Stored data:
>> Start

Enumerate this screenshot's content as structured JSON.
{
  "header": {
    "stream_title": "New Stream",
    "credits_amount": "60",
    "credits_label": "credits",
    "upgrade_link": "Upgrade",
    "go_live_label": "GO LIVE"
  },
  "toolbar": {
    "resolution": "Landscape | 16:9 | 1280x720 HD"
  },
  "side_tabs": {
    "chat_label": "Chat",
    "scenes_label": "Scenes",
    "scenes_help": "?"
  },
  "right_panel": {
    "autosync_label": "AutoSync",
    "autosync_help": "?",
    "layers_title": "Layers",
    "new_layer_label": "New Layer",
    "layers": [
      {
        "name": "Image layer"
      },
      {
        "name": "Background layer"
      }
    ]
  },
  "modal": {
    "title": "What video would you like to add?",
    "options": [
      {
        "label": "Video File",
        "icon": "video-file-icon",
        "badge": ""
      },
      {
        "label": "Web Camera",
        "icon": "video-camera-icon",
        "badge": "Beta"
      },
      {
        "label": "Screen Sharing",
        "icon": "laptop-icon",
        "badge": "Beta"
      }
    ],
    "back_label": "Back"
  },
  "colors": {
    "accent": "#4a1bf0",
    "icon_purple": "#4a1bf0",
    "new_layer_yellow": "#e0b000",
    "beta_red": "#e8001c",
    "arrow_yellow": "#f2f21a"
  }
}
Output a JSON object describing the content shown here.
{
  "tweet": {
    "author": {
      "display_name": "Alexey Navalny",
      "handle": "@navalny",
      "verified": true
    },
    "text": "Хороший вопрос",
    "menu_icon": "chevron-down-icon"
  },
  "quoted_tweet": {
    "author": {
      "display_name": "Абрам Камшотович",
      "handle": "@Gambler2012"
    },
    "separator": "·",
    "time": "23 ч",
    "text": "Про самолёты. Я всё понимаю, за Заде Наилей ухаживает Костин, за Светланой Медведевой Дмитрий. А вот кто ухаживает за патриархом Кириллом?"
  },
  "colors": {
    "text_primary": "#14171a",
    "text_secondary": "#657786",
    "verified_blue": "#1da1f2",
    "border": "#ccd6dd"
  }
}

>> End

SHORT PROBLEM: Repeat the lines above exactly.

ANSWER:
Enumerate this screenshot's content as structured JSON.
{
  "header": {
    "stream_title": "New Stream",
    "credits_amount": "60",
    "credits_label": "credits",
    "upgrade_link": "Upgrade",
    "go_live_label": "GO LIVE"
  },
  "toolbar": {
    "resolution": "Landscape | 16:9 | 1280x720 HD"
  },
  "side_tabs": {
    "chat_label": "Chat",
    "scenes_label": "Scenes",
    "scenes_help": "?"
  },
  "right_panel": {
    "autosync_label": "AutoSync",
    "autosync_help": "?",
    "layers_title": "Layers",
    "new_layer_label": "New Layer",
    "layers": [
      {
        "name": "Image layer"
      },
      {
        "name": "Background layer"
      }
    ]
  },
  "modal": {
    "title": "What video would you like to add?",
    "options": [
      {
        "label": "Video File",
        "icon": "video-file-icon",
        "badge": ""
      },
      {
        "label": "Web Camera",
        "icon": "video-camera-icon",
        "badge": "Beta"
      },
      {
        "label": "Screen Sharing",
        "icon": "laptop-icon",
        "badge": "Beta"
      }
    ],
    "back_label": "Back"
  },
  "colors": {
    "accent": "#4a1bf0",
    "icon_purple": "#4a1bf0",
    "new_layer_yellow": "#e0b000",
    "beta_red": "#e8001c",
    "arrow_yellow": "#f2f21a"
  }
}
Output a JSON object describing the content shown here.
{
  "tweet": {
    "author": {
      "display_name": "Alexey Navalny",
      "handle": "@navalny",
      "verified": true
    },
    "text": "Хороший вопрос",
    "menu_icon": "chevron-down-icon"
  },
  "quoted_tweet": {
    "author": {
      "display_name": "Абрам Камшотович",
      "handle": "@Gambler2012"
    },
    "separator": "·",
    "time": "23 ч",
    "text": "Про самолёты. Я всё понимаю, за Заде Наилей ухаживает Костин, за Светланой Медведевой Дмитрий. А вот кто ухаживает за патриархом Кириллом?"
  },
  "colors": {
    "text_primary": "#14171a",
    "text_secondary": "#657786",
    "verified_blue": "#1da1f2",
    "border": "#ccd6dd"
  }
}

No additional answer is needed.